Begin Materials provided

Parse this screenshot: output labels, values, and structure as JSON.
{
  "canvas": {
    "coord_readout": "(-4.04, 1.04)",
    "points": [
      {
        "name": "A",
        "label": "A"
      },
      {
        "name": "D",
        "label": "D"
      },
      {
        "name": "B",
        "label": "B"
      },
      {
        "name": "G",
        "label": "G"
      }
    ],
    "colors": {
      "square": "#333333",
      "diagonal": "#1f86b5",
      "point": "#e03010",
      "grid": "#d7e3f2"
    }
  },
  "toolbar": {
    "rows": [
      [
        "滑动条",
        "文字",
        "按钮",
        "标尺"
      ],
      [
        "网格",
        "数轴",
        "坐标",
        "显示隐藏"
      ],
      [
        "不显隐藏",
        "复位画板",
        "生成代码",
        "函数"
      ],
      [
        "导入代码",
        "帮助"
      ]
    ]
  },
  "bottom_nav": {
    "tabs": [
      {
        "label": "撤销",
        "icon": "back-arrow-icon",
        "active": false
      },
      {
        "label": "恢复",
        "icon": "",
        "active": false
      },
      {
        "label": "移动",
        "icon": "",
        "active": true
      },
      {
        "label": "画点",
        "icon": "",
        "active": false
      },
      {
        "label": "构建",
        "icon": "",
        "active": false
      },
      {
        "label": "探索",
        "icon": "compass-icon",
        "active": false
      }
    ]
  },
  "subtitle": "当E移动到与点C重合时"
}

End Materials provided

# Task requirements
Write the data back out verbatim.

# Full solution
Parse this screenshot: output labels, values, and structure as JSON.
{
  "canvas": {
    "coord_readout": "(-4.04, 1.04)",
    "points": [
      {
        "name": "A",
        "label": "A"
      },
      {
        "name": "D",
        "label": "D"
      },
      {
        "name": "B",
        "label": "B"
      },
      {
        "name": "G",
        "label": "G"
      }
    ],
    "colors": {
      "square": "#333333",
      "diagonal": "#1f86b5",
      "point": "#e03010",
      "grid": "#d7e3f2"
    }
  },
  "toolbar": {
    "rows": [
      [
        "滑动条",
        "文字",
        "按钮",
        "标尺"
      ],
      [
        "网格",
        "数轴",
        "坐标",
        "显示隐藏"
      ],
      [
        "不显隐藏",
        "复位画板",
        "生成代码",
        "函数"
      ],
      [
        "导入代码",
        "帮助"
      ]
    ]
  },
  "bottom_nav": {
    "tabs": [
      {
        "label": "撤销",
        "icon": "back-arrow-icon",
        "active": false
      },
      {
        "label": "恢复",
        "icon": "",
        "active": false
      },
      {
        "label": "移动",
        "icon": "",
        "active": true
      },
      {
        "label": "画点",
        "icon": "",
        "active": false
      },
      {
        "label": "构建",
        "icon": "",
        "active": false
      },
      {
        "label": "探索",
        "icon": "compass-icon",
        "active": false
      }
    ]
  },
  "subtitle": "当E移动到与点C重合时"
}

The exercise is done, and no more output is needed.